(Collected data)
==========

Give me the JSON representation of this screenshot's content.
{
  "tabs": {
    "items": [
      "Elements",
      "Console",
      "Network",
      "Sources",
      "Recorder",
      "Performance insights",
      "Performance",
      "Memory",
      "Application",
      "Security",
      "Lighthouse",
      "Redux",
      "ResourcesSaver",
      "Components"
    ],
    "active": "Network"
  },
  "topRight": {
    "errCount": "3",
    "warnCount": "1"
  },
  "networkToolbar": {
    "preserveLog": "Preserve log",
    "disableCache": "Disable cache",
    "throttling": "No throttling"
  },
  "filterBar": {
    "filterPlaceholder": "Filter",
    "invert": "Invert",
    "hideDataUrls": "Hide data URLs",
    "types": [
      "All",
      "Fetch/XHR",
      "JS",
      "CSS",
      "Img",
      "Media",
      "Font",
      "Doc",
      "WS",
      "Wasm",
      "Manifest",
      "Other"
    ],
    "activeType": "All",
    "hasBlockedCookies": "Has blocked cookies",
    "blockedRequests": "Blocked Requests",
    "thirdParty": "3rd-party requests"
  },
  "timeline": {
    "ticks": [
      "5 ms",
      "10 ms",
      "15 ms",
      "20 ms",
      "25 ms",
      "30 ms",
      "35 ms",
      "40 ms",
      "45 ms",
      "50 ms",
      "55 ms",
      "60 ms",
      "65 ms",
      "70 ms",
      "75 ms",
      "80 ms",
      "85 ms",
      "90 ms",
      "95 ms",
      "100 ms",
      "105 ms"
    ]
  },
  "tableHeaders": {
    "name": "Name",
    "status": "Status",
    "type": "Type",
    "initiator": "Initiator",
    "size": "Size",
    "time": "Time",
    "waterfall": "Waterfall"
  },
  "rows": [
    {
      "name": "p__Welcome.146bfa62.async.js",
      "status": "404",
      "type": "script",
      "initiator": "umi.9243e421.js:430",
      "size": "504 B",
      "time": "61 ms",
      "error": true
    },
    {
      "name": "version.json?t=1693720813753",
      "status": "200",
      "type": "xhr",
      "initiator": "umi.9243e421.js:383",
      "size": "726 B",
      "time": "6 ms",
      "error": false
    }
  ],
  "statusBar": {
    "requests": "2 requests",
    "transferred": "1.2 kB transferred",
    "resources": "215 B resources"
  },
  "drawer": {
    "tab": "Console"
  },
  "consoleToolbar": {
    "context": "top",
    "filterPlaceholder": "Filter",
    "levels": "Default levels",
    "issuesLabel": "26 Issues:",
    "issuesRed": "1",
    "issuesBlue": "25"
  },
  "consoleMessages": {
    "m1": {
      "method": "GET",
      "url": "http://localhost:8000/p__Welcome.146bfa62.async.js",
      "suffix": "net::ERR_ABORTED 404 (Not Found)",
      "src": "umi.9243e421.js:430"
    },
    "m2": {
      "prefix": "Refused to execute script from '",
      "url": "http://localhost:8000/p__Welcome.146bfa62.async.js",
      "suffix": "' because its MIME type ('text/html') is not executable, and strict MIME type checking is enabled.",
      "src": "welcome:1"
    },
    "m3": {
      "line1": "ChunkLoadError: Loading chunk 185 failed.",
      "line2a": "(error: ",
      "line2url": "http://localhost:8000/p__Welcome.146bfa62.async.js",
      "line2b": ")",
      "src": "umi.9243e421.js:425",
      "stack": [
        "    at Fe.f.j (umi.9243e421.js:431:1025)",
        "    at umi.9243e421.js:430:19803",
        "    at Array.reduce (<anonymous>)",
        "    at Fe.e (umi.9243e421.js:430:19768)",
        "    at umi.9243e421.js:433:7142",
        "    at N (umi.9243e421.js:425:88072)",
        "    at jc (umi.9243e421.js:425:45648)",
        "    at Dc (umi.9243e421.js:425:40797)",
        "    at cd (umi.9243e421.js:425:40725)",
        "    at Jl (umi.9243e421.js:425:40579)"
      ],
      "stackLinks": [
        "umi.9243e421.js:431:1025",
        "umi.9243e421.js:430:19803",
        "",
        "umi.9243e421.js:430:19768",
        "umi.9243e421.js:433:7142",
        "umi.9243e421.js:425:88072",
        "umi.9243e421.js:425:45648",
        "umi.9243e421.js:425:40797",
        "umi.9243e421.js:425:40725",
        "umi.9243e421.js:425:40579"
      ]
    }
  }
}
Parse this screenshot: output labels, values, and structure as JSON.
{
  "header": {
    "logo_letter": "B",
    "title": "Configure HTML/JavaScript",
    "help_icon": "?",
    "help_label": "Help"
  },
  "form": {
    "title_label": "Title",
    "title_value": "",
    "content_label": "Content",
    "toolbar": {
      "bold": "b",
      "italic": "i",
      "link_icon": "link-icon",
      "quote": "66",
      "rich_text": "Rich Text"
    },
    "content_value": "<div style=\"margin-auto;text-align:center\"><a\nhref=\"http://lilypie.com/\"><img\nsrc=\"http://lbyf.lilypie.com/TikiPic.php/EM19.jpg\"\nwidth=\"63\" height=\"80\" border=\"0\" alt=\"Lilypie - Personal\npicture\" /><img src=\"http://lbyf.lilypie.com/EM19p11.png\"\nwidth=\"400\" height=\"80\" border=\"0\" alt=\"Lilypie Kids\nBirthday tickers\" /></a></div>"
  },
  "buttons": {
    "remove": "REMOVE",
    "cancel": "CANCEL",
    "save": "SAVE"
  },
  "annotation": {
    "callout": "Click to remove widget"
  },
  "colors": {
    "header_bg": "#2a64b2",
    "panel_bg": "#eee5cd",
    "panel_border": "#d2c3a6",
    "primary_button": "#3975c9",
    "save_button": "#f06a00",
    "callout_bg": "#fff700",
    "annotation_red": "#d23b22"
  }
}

==========

• [Aim of the exercise]: Retype all the material above precisely, with no line left out.

• [Written solution]:
Give me the JSON representation of this screenshot's content.
{
  "tabs": {
    "items": [
      "Elements",
      "Console",
      "Network",
      "Sources",
      "Recorder",
      "Performance insights",
      "Performance",
      "Memory",
      "Application",
      "Security",
      "Lighthouse",
      "Redux",
      "ResourcesSaver",
      "Components"
    ],
    "active": "Network"
  },
  "topRight": {
    "errCount": "3",
    "warnCount": "1"
  },
  "networkToolbar": {
    "preserveLog": "Preserve log",
    "disableCache": "Disable cache",
    "throttling": "No throttling"
  },
  "filterBar": {
    "filterPlaceholder": "Filter",
    "invert": "Invert",
    "hideDataUrls": "Hide data URLs",
    "types": [
      "All",
      "Fetch/XHR",
      "JS",
      "CSS",
      "Img",
      "Media",
      "Font",
      "Doc",
      "WS",
      "Wasm",
      "Manifest",
      "Other"
    ],
    "activeType": "All",
    "hasBlockedCookies": "Has blocked cookies",
    "blockedRequests": "Blocked Requests",
    "thirdParty": "3rd-party requests"
  },
  "timeline": {
    "ticks": [
      "5 ms",
      "10 ms",
      "15 ms",
      "20 ms",
      "25 ms",
      "30 ms",
      "35 ms",
      "40 ms",
      "45 ms",
      "50 ms",
      "55 ms",
      "60 ms",
      "65 ms",
      "70 ms",
      "75 ms",
      "80 ms",
      "85 ms",
      "90 ms",
      "95 ms",
      "100 ms",
      "105 ms"
    ]
  },
  "tableHeaders": {
    "name": "Name",
    "status": "Status",
    "type": "Type",
    "initiator": "Initiator",
    "size": "Size",
    "time": "Time",
    "waterfall": "Waterfall"
  },
  "rows": [
    {
      "name": "p__Welcome.146bfa62.async.js",
      "status": "404",
      "type": "script",
      "initiator": "umi.9243e421.js:430",
      "size": "504 B",
      "time": "61 ms",
      "error": true
    },
    {
      "name": "version.json?t=1693720813753",
      "status": "200",
      "type": "xhr",
      "initiator": "umi.9243e421.js:383",
      "size": "726 B",
      "time": "6 ms",
      "error": false
    }
  ],
  "statusBar": {
    "requests": "2 requests",
    "transferred": "1.2 kB transferred",
    "resources": "215 B resources"
  },
  "drawer": {
    "tab": "Console"
  },
  "consoleToolbar": {
    "context": "top",
    "filterPlaceholder": "Filter",
    "levels": "Default levels",
    "issuesLabel": "26 Issues:",
    "issuesRed": "1",
    "issuesBlue": "25"
  },
  "consoleMessages": {
    "m1": {
      "method": "GET",
      "url": "http://localhost:8000/p__Welcome.146bfa62.async.js",
      "suffix": "net::ERR_ABORTED 404 (Not Found)",
      "src": "umi.9243e421.js:430"
    },
    "m2": {
      "prefix": "Refused to execute script from '",
      "url": "http://localhost:8000/p__Welcome.146bfa62.async.js",
      "suffix": "' because its MIME type ('text/html') is not executable, and strict MIME type checking is enabled.",
      "src": "welcome:1"
    },
    "m3": {
      "line1": "ChunkLoadError: Loading chunk 185 failed.",
      "line2a": "(error: ",
      "line2url": "http://localhost:8000/p__Welcome.146bfa62.async.js",
      "line2b": ")",
      "src": "umi.9243e421.js:425",
      "stack": [
        "    at Fe.f.j (umi.9243e421.js:431:1025)",
        "    at umi.9243e421.js:430:19803",
        "    at Array.reduce (<anonymous>)",
        "    at Fe.e (umi.9243e421.js:430:19768)",
        "    at umi.9243e421.js:433:7142",
        "    at N (umi.9243e421.js:425:88072)",
        "    at jc (umi.9243e421.js:425:45648)",
        "    at Dc (umi.9243e421.js:425:40797)",
        "    at cd (umi.9243e421.js:425:40725)",
        "    at Jl (umi.9243e421.js:425:40579)"
      ],
      "stackLinks": [
        "umi.9243e421.js:431:1025",
        "umi.9243e421.js:430:19803",
        "",
        "umi.9243e421.js:430:19768",
        "umi.9243e421.js:433:7142",
        "umi.9243e421.js:425:88072",
        "umi.9243e421.js:425:45648",
        "umi.9243e421.js:425:40797",
        "umi.9243e421.js:425:40725",
        "umi.9243e421.js:425:40579"
      ]
    }
  }
}
Parse this screenshot: output labels, values, and structure as JSON.
{
  "header": {
    "logo_letter": "B",
    "title": "Configure HTML/JavaScript",
    "help_icon": "?",
    "help_label": "Help"
  },
  "form": {
    "title_label": "Title",
    "title_value": "",
    "content_label": "Content",
    "toolbar": {
      "bold": "b",
      "italic": "i",
      "link_icon": "link-icon",
      "quote": "66",
      "rich_text": "Rich Text"
    },
    "content_value": "<div style=\"margin-auto;text-align:center\"><a\nhref=\"http://lilypie.com/\"><img\nsrc=\"http://lbyf.lilypie.com/TikiPic.php/EM19.jpg\"\nwidth=\"63\" height=\"80\" border=\"0\" alt=\"Lilypie - Personal\npicture\" /><img src=\"http://lbyf.lilypie.com/EM19p11.png\"\nwidth=\"400\" height=\"80\" border=\"0\" alt=\"Lilypie Kids\nBirthday tickers\" /></a></div>"
  },
  "buttons": {
    "remove": "REMOVE",
    "cancel": "CANCEL",
    "save": "SAVE"
  },
  "annotation": {
    "callout": "Click to remove widget"
  },
  "colors": {
    "header_bg": "#2a64b2",
    "panel_bg": "#eee5cd",
    "panel_border": "#d2c3a6",
    "primary_button": "#3975c9",
    "save_button": "#f06a00",
    "callout_bg": "#fff700",
    "annotation_red": "#d23b22"
  }
}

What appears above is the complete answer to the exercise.